*WHAT THE EXERCISE ASKS*:
The records that follow need to be output exactly as they are.

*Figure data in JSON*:
# # # # #
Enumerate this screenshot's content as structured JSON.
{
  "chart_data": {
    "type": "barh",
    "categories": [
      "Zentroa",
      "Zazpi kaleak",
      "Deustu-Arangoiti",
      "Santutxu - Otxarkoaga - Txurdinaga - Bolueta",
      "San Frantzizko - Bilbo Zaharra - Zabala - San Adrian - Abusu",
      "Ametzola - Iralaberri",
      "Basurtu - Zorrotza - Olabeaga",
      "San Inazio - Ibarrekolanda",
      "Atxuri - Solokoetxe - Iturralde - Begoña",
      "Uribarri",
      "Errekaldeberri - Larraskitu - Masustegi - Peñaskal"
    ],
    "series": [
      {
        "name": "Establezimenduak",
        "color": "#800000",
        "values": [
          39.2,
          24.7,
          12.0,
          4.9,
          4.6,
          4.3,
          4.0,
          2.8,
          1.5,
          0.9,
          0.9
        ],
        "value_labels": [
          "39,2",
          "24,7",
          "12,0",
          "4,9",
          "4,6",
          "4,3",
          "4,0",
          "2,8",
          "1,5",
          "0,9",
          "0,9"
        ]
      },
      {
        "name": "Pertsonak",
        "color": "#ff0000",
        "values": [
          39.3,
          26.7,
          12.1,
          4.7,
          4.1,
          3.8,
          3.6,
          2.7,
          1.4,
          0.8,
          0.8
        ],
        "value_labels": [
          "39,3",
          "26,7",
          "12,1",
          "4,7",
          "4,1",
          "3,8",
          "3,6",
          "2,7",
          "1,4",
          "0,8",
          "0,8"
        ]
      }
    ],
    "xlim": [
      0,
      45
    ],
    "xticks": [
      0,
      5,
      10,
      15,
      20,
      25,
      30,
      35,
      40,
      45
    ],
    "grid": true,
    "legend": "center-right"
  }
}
# # # # #
*WRITTEN ANSWER*:
Enumerate this screenshot's content as structured JSON.
{
  "chart_data": {
    "type": "barh",
    "categories": [
      "Zentroa",
      "Zazpi kaleak",
      "Deustu-Arangoiti",
      "Santutxu - Otxarkoaga - Txurdinaga - Bolueta",
      "San Frantzizko - Bilbo Zaharra - Zabala - San Adrian - Abusu",
      "Ametzola - Iralaberri",
      "Basurtu - Zorrotza - Olabeaga",
      "San Inazio - Ibarrekolanda",
      "Atxuri - Solokoetxe - Iturralde - Begoña",
      "Uribarri",
      "Errekaldeberri - Larraskitu - Masustegi - Peñaskal"
    ],
    "series": [
      {
        "name": "Establezimenduak",
        "color": "#800000",
        "values": [
          39.2,
          24.7,
          12.0,
          4.9,
          4.6,
          4.3,
          4.0,
          2.8,
          1.5,
          0.9,
          0.9
        ],
        "value_labels": [
          "39,2",
          "24,7",
          "12,0",
          "4,9",
          "4,6",
          "4,3",
          "4,0",
          "2,8",
          "1,5",
          "0,9",
          "0,9"
        ]
      },
      {
        "name": "Pertsonak",
        "color": "#ff0000",
        "values": [
          39.3,
          26.7,
          12.1,
          4.7,
          4.1,
          3.8,
          3.6,
          2.7,
          1.4,
          0.8,
          0.8
        ],
        "value_labels": [
          "39,3",
          "26,7",
          "12,1",
          "4,7",
          "4,1",
          "3,8",
          "3,6",
          "2,7",
          "1,4",
          "0,8",
          "0,8"
        ]
      }
    ],
    "xlim": [
      0,
      45
    ],
    "xticks": [
      0,
      5,
      10,
      15,
      20,
      25,
      30,
      35,
      40,
      45
    ],
    "grid": true,
    "legend": "center-right"
  }
}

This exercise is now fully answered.